* begin *

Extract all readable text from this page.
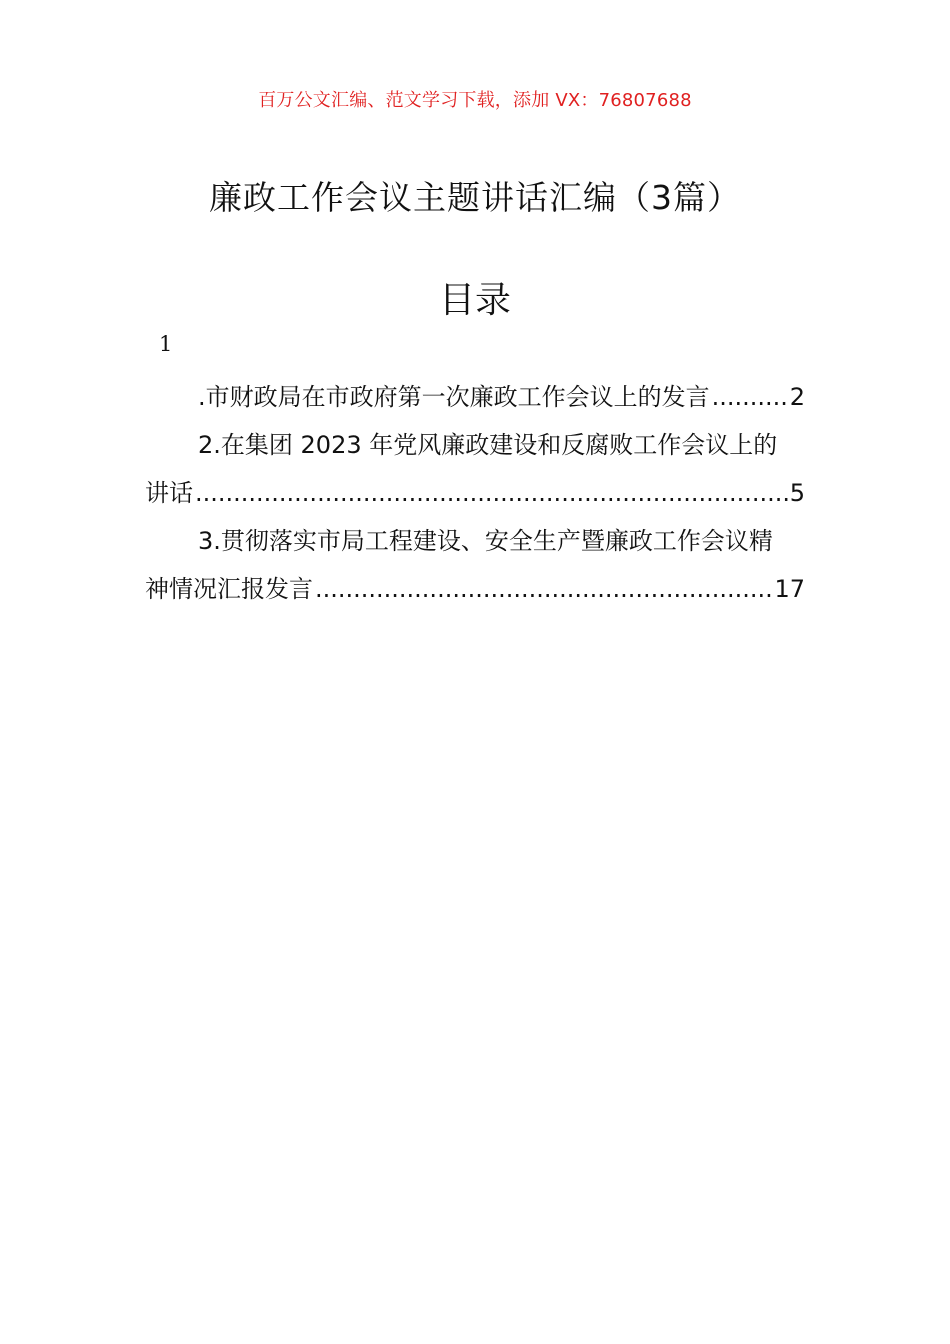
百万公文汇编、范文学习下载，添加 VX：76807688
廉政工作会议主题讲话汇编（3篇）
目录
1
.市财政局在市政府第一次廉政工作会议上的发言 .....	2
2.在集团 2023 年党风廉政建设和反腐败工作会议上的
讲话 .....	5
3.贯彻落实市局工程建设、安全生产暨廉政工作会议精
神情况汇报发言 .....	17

* end *

*What this task involves:* From the entries above, output every line exactly and omit any image.

*Finished task:*
Extract all readable text from this page.
百万公文汇编、范文学习下载，添加 VX：76807688
廉政工作会议主题讲话汇编（3篇）
目录
1
.市财政局在市政府第一次廉政工作会议上的发言 .....	2
2.在集团 2023 年党风廉政建设和反腐败工作会议上的
讲话 .....	5
3.贯彻落实市局工程建设、安全生产暨廉政工作会议精
神情况汇报发言 .....	17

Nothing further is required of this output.